*TASK INSTRUCTIONS*. Pull every line with the word "five" out of the entries below.

*MATERIAL SHOWN*.
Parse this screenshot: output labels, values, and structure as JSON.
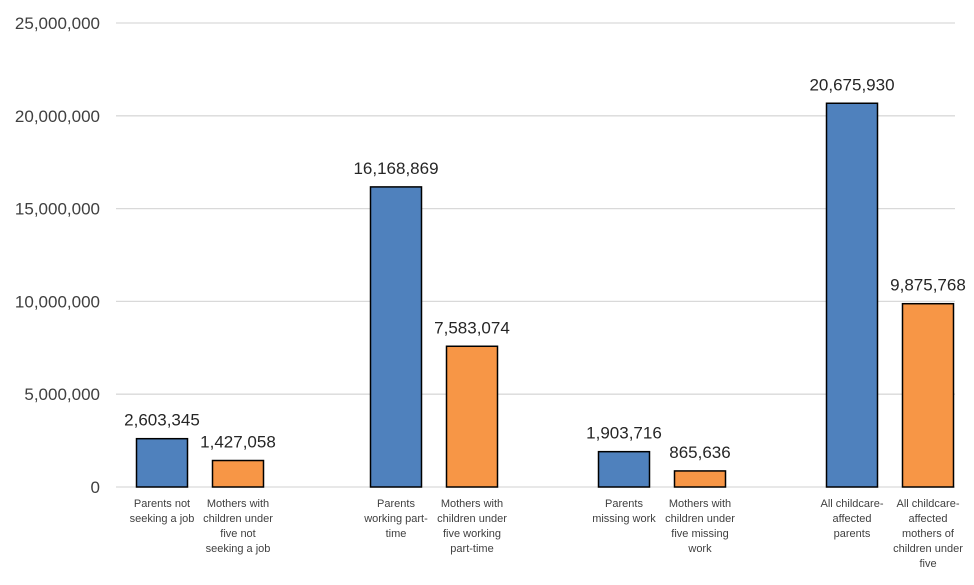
{
  "chart_data": {
    "type": "bar",
    "title": "",
    "xlabel": "",
    "ylabel": "",
    "ylim": [
      0,
      25000000
    ],
    "yticks": [
      0,
      5000000,
      10000000,
      15000000,
      20000000,
      25000000
    ],
    "ytick_labels": [
      "0",
      "5,000,000",
      "10,000,000",
      "15,000,000",
      "20,000,000",
      "25,000,000"
    ],
    "grid": true,
    "colors": {
      "parents": "#4f81bd",
      "mothers": "#f79646"
    },
    "bars": [
      {
        "group": 0,
        "role": "parents",
        "value": 2603345,
        "label": "2,603,345",
        "category": [
          "Parents not",
          "seeking a job"
        ]
      },
      {
        "group": 0,
        "role": "mothers",
        "value": 1427058,
        "label": "1,427,058",
        "category": [
          "Mothers with",
          "children under",
          "five not",
          "seeking a job"
        ]
      },
      {
        "group": 1,
        "role": "parents",
        "value": 16168869,
        "label": "16,168,869",
        "category": [
          "Parents",
          "working part-",
          "time"
        ]
      },
      {
        "group": 1,
        "role": "mothers",
        "value": 7583074,
        "label": "7,583,074",
        "category": [
          "Mothers with",
          "children under",
          "five working",
          "part-time"
        ]
      },
      {
        "group": 2,
        "role": "parents",
        "value": 1903716,
        "label": "1,903,716",
        "category": [
          "Parents",
          "missing work"
        ]
      },
      {
        "group": 2,
        "role": "mothers",
        "value": 865636,
        "label": "865,636",
        "category": [
          "Mothers with",
          "children under",
          "five missing",
          "work"
        ]
      },
      {
        "group": 3,
        "role": "parents",
        "value": 20675930,
        "label": "20,675,930",
        "category": [
          "All childcare-",
          "affected",
          "parents"
        ]
      },
      {
        "group": 3,
        "role": "mothers",
        "value": 9875768,
        "label": "9,875,768",
        "category": [
          "All childcare-",
          "affected",
          "mothers of",
          "children under",
          "five"
        ]
      }
    ]
  }
}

*FULL OUTPUT*.
          "five not",
          "five working",
          "five missing",
          "five"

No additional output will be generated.